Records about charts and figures
+-------+
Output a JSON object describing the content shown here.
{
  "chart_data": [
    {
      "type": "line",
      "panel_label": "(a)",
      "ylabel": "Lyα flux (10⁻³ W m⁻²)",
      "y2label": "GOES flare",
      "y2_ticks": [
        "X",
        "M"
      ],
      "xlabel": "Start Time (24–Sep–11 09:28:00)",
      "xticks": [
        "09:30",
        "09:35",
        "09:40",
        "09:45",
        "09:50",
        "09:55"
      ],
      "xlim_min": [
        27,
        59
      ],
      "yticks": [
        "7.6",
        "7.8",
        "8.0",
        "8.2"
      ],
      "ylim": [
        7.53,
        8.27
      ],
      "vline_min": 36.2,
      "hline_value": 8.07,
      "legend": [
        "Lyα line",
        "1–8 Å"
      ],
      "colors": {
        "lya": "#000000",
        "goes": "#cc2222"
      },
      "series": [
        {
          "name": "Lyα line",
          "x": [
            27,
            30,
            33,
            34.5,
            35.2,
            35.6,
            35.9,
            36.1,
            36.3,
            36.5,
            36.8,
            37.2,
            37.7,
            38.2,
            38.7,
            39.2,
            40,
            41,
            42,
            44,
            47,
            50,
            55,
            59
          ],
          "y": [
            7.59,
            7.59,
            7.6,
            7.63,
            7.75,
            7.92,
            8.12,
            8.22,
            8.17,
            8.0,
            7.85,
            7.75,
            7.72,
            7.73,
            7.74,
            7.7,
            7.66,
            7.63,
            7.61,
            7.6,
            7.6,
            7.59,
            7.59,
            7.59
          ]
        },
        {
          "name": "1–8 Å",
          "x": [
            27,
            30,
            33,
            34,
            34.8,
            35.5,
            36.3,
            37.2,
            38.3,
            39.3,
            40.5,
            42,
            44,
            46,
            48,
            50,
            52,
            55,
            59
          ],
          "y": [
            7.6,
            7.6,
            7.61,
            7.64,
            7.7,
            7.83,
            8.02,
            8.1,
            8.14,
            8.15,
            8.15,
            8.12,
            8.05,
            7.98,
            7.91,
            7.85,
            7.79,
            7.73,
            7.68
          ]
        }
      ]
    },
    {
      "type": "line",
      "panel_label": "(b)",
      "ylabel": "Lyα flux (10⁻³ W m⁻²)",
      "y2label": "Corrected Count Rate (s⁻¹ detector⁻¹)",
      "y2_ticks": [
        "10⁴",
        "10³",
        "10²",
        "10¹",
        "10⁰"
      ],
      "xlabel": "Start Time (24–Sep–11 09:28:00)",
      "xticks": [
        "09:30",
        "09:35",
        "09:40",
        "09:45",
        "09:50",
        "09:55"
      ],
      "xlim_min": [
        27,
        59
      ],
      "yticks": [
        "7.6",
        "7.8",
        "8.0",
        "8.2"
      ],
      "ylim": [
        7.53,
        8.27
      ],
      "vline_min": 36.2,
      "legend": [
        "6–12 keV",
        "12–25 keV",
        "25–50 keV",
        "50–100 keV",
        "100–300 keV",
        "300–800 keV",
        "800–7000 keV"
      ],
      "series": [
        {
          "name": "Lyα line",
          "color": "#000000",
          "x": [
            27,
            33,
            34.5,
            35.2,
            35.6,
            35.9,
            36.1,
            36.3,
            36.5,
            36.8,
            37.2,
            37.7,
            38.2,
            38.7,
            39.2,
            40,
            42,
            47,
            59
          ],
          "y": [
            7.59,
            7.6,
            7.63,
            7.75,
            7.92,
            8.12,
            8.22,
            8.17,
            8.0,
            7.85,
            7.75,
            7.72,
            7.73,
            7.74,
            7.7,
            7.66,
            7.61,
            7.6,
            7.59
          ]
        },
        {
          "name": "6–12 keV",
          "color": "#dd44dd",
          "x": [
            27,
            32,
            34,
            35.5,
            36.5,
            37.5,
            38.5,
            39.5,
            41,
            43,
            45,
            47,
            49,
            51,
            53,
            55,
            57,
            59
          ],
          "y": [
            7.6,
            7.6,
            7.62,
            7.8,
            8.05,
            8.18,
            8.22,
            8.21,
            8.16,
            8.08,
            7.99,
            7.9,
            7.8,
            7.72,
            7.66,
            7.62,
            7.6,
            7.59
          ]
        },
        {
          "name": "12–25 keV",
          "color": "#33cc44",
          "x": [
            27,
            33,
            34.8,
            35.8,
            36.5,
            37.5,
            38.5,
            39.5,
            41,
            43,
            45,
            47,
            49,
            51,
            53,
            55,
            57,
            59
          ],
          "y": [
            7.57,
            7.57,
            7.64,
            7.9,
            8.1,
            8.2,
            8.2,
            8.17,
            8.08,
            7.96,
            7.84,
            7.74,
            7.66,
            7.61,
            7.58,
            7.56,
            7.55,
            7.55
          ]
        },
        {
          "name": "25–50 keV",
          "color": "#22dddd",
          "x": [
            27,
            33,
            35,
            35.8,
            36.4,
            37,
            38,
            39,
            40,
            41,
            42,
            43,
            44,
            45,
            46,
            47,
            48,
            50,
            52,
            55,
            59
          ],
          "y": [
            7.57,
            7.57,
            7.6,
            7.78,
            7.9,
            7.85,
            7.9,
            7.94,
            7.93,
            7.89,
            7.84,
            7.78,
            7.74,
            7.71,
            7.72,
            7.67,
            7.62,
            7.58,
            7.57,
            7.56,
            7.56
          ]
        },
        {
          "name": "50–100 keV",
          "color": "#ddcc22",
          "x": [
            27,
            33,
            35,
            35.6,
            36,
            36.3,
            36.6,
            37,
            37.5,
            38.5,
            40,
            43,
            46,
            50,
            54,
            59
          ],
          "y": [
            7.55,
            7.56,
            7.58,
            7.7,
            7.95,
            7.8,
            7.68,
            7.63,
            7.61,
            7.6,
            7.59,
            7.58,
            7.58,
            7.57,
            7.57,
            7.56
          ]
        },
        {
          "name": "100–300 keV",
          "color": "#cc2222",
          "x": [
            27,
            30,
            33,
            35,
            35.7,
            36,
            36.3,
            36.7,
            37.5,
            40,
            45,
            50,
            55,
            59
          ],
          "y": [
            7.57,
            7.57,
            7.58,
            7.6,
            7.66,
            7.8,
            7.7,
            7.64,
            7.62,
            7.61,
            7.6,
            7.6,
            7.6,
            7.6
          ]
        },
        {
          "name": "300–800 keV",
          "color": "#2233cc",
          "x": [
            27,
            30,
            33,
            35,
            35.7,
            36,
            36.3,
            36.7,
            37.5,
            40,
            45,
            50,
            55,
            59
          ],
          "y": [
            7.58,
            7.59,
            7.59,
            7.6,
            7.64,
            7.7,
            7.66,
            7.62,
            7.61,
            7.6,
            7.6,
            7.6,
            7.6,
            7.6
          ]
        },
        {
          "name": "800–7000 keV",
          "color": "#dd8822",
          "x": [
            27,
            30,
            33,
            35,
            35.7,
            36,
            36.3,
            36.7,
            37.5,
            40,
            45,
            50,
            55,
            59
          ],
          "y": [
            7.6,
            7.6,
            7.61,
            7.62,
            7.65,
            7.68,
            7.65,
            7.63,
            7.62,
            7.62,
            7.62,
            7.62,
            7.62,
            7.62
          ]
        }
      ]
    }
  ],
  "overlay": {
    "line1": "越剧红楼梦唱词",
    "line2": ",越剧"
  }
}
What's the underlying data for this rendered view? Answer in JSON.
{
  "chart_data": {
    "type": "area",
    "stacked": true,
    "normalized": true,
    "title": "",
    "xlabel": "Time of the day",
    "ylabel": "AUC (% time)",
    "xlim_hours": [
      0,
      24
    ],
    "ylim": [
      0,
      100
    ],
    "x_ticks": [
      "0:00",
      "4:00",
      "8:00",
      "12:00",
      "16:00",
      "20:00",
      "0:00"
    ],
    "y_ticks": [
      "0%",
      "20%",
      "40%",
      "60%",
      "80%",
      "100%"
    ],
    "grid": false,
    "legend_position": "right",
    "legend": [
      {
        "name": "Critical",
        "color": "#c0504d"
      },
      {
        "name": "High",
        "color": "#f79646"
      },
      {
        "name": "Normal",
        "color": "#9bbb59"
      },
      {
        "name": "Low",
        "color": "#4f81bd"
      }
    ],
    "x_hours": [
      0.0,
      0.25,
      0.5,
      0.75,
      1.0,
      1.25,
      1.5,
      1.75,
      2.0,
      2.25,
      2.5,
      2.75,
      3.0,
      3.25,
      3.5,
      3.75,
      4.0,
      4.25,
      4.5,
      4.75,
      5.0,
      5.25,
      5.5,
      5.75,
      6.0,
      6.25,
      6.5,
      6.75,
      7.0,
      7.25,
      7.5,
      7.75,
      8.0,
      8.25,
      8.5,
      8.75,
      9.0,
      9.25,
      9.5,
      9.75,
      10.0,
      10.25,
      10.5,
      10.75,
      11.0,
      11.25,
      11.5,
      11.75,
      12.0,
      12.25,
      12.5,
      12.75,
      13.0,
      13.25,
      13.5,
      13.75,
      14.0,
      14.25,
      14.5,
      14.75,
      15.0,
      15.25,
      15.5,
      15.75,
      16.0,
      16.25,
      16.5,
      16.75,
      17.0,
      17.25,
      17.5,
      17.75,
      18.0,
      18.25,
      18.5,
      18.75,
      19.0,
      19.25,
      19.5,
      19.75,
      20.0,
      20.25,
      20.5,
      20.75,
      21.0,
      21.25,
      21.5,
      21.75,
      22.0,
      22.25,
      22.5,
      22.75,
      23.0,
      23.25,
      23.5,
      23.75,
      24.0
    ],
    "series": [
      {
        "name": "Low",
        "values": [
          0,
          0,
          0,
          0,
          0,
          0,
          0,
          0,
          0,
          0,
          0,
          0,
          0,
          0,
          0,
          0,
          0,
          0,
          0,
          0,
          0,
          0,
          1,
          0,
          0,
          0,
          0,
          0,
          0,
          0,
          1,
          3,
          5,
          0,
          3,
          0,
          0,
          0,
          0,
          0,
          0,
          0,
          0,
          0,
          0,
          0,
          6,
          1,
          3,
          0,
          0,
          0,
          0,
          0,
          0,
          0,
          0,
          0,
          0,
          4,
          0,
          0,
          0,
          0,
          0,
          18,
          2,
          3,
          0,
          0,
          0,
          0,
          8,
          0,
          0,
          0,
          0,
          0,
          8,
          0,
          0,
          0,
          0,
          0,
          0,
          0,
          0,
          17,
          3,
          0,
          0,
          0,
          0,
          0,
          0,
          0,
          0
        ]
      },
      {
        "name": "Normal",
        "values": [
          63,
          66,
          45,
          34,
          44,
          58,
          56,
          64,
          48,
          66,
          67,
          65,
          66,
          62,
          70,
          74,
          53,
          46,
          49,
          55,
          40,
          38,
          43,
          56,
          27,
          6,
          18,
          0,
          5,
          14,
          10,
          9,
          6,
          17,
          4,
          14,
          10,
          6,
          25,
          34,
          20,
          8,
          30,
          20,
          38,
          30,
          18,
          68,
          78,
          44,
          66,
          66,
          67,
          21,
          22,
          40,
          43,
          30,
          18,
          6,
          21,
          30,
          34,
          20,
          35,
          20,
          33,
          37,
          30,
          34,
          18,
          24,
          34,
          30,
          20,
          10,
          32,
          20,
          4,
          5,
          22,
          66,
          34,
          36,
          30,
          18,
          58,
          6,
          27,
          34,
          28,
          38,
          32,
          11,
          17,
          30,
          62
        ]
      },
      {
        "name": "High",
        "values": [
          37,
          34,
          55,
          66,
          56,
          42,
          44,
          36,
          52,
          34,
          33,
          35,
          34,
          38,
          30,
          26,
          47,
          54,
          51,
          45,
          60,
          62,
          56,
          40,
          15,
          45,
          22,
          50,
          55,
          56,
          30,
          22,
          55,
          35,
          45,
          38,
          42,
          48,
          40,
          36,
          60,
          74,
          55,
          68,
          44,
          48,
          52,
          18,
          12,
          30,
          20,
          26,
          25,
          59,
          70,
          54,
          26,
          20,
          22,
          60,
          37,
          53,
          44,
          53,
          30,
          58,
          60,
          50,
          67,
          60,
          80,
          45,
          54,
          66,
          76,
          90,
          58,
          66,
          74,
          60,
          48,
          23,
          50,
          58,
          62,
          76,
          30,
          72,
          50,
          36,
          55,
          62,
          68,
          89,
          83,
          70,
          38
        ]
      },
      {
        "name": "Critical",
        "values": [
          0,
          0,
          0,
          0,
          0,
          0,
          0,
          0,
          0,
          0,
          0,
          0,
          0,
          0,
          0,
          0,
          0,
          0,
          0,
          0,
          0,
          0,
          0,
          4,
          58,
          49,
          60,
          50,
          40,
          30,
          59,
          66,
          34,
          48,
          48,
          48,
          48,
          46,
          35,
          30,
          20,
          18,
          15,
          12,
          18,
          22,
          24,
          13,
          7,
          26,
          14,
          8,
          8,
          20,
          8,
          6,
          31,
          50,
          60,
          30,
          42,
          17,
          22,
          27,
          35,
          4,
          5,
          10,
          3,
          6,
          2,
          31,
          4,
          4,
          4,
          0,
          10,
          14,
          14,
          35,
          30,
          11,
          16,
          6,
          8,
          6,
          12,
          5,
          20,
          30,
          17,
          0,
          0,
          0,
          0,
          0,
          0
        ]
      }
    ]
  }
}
+-------+
• [What the exercise asks] Collect each line containing the string "JSON".

• [Output below]
Output a JSON object describing the content shown here.
What's the underlying data for this rendered view? Answer in JSON.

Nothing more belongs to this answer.